# Excerpted records:
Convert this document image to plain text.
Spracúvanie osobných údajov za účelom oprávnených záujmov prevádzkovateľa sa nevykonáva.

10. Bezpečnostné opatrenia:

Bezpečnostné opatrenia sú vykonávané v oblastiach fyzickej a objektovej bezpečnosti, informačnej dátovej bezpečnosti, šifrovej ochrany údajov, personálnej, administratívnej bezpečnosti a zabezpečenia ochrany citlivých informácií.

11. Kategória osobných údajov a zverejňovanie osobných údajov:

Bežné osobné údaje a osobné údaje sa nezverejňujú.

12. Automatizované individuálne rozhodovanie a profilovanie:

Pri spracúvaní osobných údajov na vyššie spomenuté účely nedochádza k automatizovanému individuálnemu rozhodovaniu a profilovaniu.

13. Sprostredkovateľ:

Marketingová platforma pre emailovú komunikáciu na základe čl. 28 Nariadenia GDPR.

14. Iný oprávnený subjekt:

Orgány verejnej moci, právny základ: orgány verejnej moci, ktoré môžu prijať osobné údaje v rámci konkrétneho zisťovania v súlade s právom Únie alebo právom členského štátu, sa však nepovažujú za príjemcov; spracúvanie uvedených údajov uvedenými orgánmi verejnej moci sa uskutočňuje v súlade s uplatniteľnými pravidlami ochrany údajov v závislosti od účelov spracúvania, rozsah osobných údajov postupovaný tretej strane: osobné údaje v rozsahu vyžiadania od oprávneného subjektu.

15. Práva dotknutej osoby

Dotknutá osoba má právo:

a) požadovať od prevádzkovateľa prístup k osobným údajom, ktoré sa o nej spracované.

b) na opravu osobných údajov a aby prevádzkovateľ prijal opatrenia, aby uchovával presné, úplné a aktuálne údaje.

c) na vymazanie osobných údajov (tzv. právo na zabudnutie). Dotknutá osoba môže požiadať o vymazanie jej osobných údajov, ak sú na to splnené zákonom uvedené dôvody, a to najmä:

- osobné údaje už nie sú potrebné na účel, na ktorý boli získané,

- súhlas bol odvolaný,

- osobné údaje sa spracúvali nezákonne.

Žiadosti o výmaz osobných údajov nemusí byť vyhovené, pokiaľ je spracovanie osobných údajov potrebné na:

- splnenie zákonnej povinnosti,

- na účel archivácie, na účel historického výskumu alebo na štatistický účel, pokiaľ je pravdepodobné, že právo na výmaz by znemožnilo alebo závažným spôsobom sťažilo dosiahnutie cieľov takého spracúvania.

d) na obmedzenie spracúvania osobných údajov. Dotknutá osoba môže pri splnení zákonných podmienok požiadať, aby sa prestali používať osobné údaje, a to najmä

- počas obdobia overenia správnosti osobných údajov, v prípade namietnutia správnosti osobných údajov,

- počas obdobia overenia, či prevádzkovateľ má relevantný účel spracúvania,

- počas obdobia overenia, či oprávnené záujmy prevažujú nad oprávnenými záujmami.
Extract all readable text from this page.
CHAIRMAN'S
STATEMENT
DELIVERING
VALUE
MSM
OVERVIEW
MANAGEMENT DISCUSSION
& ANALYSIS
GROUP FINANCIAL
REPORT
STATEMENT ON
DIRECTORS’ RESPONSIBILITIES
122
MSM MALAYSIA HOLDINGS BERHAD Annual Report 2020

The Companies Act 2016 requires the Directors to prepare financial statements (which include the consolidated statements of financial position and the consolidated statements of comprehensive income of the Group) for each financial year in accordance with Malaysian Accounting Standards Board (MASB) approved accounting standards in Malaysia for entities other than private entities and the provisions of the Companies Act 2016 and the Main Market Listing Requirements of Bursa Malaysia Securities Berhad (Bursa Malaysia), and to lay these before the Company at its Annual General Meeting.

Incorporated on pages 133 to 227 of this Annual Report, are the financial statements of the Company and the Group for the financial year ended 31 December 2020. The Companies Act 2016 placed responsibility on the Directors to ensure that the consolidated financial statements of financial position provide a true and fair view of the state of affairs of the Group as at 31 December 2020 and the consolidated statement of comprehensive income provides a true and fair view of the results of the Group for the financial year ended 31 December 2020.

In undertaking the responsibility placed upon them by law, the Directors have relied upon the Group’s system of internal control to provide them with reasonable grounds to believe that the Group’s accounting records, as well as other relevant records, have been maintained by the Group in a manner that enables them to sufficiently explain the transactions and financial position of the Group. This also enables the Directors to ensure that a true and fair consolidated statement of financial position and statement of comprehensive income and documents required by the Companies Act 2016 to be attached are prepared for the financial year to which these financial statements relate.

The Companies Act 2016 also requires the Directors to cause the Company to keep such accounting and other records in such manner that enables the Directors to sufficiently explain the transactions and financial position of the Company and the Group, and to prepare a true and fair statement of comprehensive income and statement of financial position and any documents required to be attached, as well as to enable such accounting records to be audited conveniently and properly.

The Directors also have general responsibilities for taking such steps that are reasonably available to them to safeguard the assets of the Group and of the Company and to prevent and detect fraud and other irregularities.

# Problem statement:
Your task is to gather every line with the word "Company" and copy it.

# Written response:
The Companies Act 2016 requires the Directors to prepare financial statements (which include the consolidated statements of financial position and the consolidated statements of comprehensive income of the Group) for each financial year in accordance with Malaysian Accounting Standards Board (MASB) approved accounting standards in Malaysia for entities other than private entities and the provisions of the Companies Act 2016 and the Main Market Listing Requirements of Bursa Malaysia Securities Berhad (Bursa Malaysia), and to lay these before the Company at its Annual General Meeting.
Incorporated on pages 133 to 227 of this Annual Report, are the financial statements of the Company and the Group for the financial year ended 31 December 2020. The Companies Act 2016 placed responsibility on the Directors to ensure that the consolidated financial statements of financial position provide a true and fair view of the state of affairs of the Group as at 31 December 2020 and the consolidated statement of comprehensive income provides a true and fair view of the results of the Group for the financial year ended 31 December 2020.
The Companies Act 2016 also requires the Directors to cause the Company to keep such accounting and other records in such manner that enables the Directors to sufficiently explain the transactions and financial position of the Company and the Group, and to prepare a true and fair statement of comprehensive income and statement of financial position and any documents required to be attached, as well as to enable such accounting records to be audited conveniently and properly.
The Directors also have general responsibilities for taking such steps that are reasonably available to them to safeguard the assets of the Group and of the Company and to prevent and detect fraud and other irregularities.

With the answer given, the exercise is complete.